» WRITTEN TASK
Reproduce verbatim the lines of the listing from the one containing "Patent image size: (880, 718)." through the one containing "The undeposited material 34a is", both included, and output nothing else.
Begin EXERCISE DATA
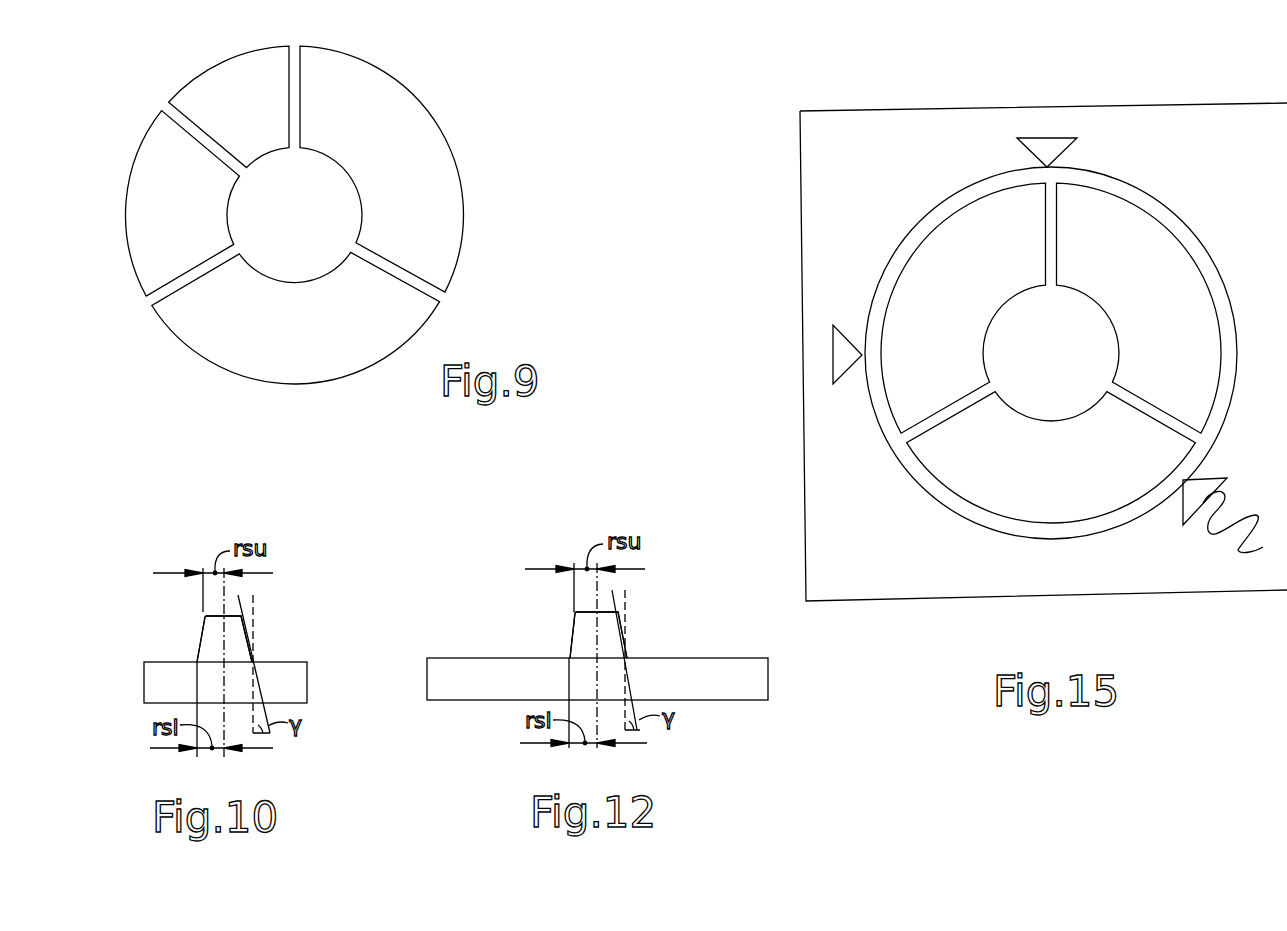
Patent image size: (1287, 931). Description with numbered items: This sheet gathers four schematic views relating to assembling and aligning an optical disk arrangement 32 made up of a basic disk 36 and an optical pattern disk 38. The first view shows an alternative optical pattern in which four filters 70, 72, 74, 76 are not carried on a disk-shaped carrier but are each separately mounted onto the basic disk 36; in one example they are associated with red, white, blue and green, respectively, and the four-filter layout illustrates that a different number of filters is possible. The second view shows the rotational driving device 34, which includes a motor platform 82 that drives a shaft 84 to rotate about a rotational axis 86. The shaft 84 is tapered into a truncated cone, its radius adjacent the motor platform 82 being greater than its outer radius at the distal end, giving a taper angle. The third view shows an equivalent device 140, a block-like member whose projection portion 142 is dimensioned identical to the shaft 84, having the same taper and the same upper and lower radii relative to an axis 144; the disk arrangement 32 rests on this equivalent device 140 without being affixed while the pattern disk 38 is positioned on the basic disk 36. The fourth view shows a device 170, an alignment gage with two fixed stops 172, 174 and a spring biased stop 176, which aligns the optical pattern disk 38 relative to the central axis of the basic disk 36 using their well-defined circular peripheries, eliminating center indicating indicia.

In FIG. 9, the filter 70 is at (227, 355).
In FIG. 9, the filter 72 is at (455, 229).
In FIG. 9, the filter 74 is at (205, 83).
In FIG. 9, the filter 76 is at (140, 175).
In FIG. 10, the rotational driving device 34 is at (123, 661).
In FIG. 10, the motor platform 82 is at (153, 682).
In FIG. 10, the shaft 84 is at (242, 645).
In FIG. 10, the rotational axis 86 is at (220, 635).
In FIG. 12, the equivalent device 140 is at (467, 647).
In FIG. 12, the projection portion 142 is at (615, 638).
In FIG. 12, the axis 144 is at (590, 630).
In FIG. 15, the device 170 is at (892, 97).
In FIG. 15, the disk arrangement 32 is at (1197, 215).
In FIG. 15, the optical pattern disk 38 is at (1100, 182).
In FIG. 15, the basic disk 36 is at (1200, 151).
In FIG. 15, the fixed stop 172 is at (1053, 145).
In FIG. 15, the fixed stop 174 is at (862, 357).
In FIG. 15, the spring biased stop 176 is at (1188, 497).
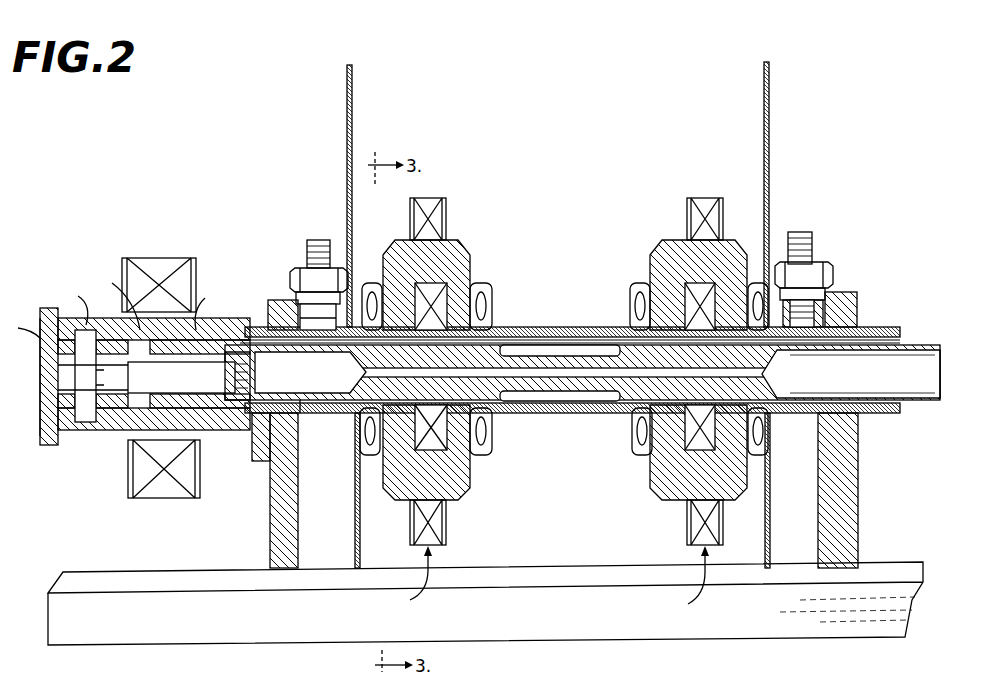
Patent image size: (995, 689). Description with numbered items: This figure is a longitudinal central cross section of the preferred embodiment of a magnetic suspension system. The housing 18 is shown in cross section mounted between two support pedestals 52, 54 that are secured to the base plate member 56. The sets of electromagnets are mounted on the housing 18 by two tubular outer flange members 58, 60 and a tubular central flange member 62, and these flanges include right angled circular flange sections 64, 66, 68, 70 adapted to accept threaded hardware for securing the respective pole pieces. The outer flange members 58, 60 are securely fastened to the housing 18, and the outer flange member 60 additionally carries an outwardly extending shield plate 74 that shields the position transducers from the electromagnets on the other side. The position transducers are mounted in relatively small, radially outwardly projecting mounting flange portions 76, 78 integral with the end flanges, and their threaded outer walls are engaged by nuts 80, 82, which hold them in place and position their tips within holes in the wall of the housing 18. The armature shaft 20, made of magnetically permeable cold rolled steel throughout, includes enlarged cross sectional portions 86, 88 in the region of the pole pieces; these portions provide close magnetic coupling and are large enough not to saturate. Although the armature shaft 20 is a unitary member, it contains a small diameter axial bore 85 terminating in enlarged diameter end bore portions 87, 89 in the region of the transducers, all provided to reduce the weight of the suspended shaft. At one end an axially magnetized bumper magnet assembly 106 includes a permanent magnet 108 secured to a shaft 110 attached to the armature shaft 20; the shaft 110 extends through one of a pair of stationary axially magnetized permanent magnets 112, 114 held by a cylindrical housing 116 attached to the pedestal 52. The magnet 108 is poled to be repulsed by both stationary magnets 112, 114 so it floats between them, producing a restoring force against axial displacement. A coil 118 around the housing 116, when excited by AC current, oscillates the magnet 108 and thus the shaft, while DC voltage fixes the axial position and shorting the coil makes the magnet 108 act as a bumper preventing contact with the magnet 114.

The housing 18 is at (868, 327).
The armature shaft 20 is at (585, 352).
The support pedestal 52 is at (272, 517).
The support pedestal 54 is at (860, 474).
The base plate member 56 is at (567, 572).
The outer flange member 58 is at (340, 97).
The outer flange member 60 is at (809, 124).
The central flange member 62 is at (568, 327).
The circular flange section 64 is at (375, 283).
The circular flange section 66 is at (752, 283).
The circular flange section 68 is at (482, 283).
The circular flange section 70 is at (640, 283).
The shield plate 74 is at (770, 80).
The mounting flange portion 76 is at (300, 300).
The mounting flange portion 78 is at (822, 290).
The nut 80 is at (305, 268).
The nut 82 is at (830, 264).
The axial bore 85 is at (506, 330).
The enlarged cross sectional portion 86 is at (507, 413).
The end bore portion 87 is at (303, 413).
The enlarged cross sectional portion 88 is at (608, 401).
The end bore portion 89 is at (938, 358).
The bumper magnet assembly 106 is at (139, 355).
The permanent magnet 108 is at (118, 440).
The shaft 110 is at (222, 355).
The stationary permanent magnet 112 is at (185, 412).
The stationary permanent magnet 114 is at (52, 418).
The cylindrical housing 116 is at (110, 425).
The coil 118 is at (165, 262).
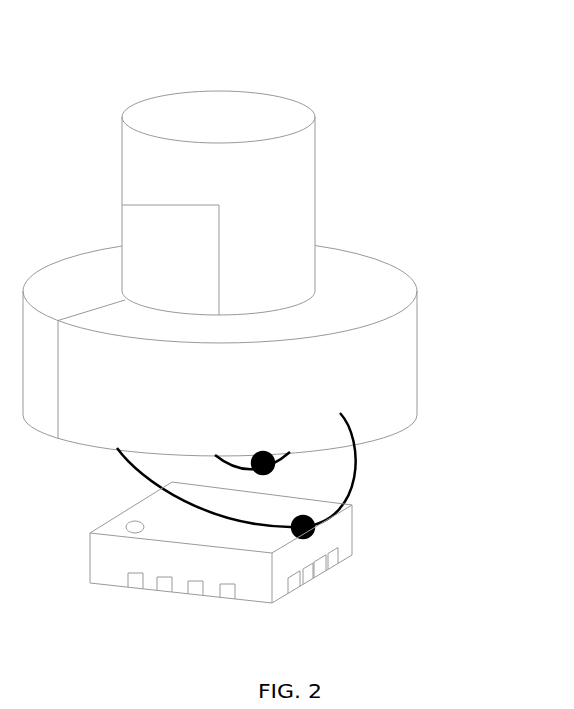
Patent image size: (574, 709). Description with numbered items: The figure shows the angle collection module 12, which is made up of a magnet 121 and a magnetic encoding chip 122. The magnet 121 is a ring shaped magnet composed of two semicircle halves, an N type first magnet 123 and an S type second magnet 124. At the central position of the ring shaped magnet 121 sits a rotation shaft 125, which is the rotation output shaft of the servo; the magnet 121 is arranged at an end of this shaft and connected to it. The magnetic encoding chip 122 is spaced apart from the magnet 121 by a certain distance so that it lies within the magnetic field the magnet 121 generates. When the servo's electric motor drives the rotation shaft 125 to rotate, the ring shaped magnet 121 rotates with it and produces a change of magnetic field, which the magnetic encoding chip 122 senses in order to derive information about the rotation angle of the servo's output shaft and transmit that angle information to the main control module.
End EXERCISE DATA
Begin EXERCISE DATA
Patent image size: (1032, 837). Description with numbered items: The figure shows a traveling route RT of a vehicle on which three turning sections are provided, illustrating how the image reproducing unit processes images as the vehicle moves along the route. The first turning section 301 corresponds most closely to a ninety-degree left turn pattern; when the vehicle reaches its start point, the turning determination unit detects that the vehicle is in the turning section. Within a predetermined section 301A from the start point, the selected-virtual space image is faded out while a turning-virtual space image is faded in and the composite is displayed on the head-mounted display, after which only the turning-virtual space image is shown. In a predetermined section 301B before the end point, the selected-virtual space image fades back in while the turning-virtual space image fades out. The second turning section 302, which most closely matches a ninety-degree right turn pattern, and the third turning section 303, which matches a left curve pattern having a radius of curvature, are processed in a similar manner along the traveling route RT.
End EXERCISE DATA
Begin EXERCISE DATA
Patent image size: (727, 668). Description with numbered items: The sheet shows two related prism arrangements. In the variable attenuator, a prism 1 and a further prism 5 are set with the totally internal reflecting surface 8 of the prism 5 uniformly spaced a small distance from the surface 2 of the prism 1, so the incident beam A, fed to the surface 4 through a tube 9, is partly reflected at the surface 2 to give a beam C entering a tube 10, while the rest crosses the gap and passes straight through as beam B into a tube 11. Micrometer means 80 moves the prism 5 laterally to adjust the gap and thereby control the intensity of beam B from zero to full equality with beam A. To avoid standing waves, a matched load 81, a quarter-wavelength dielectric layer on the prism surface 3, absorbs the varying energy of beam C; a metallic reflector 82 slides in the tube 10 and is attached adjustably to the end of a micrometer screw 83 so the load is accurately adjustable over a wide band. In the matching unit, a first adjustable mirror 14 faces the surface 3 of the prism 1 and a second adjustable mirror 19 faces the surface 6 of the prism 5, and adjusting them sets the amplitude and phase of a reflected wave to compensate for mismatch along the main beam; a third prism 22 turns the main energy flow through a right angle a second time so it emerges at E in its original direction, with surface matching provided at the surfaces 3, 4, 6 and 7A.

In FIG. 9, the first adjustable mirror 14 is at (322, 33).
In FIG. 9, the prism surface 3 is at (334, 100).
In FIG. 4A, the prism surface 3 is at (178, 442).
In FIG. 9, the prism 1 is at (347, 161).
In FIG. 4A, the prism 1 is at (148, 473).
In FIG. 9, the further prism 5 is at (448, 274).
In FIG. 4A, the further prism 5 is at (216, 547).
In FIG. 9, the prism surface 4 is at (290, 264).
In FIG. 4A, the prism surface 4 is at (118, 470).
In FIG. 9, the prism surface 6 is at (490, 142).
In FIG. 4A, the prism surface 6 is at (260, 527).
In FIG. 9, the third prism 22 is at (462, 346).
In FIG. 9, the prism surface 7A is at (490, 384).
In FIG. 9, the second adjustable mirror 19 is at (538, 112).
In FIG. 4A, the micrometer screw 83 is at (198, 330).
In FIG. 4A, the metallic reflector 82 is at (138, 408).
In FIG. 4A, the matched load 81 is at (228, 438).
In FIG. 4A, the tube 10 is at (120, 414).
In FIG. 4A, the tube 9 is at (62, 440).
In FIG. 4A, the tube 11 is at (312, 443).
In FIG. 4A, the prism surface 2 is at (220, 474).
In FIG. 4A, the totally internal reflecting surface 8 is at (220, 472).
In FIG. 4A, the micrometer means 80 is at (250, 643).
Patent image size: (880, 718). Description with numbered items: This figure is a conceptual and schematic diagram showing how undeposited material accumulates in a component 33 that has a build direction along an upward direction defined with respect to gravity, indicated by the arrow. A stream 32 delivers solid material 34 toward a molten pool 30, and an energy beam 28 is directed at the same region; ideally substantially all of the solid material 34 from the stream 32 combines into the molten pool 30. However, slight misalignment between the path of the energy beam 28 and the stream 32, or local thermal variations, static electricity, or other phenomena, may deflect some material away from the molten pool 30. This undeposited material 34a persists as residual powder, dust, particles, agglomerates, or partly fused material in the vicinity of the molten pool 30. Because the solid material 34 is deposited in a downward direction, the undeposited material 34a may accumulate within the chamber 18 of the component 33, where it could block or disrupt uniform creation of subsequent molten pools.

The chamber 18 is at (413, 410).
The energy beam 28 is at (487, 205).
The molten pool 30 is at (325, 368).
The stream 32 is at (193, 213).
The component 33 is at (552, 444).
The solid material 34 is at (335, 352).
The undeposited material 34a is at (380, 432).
End EXERCISE DATA
» WRITTEN ANSWER
Patent image size: (880, 718). Description with numbered items: This figure is a conceptual and schematic diagram showing how undeposited material accumulates in a component 33 that has a build direction along an upward direction defined with respect to gravity, indicated by the arrow. A stream 32 delivers solid material 34 toward a molten pool 30, and an energy beam 28 is directed at the same region; ideally substantially all of the solid material 34 from the stream 32 combines into the molten pool 30. However, slight misalignment between the path of the energy beam 28 and the stream 32, or local thermal variations, static electricity, or other phenomena, may deflect some material away from the molten pool 30. This undeposited material 34a persists as residual powder, dust, particles, agglomerates, or partly fused material in the vicinity of the molten pool 30. Because the solid material 34 is deposited in a downward direction, the undeposited material 34a may accumulate within the chamber 18 of the component 33, where it could block or disrupt uniform creation of subsequent molten pools.

The chamber 18 is at (413, 410).
The energy beam 28 is at (487, 205).
The molten pool 30 is at (325, 368).
The stream 32 is at (193, 213).
The component 33 is at (552, 444).
The solid material 34 is at (335, 352).
The undeposited material 34a is at (380, 432).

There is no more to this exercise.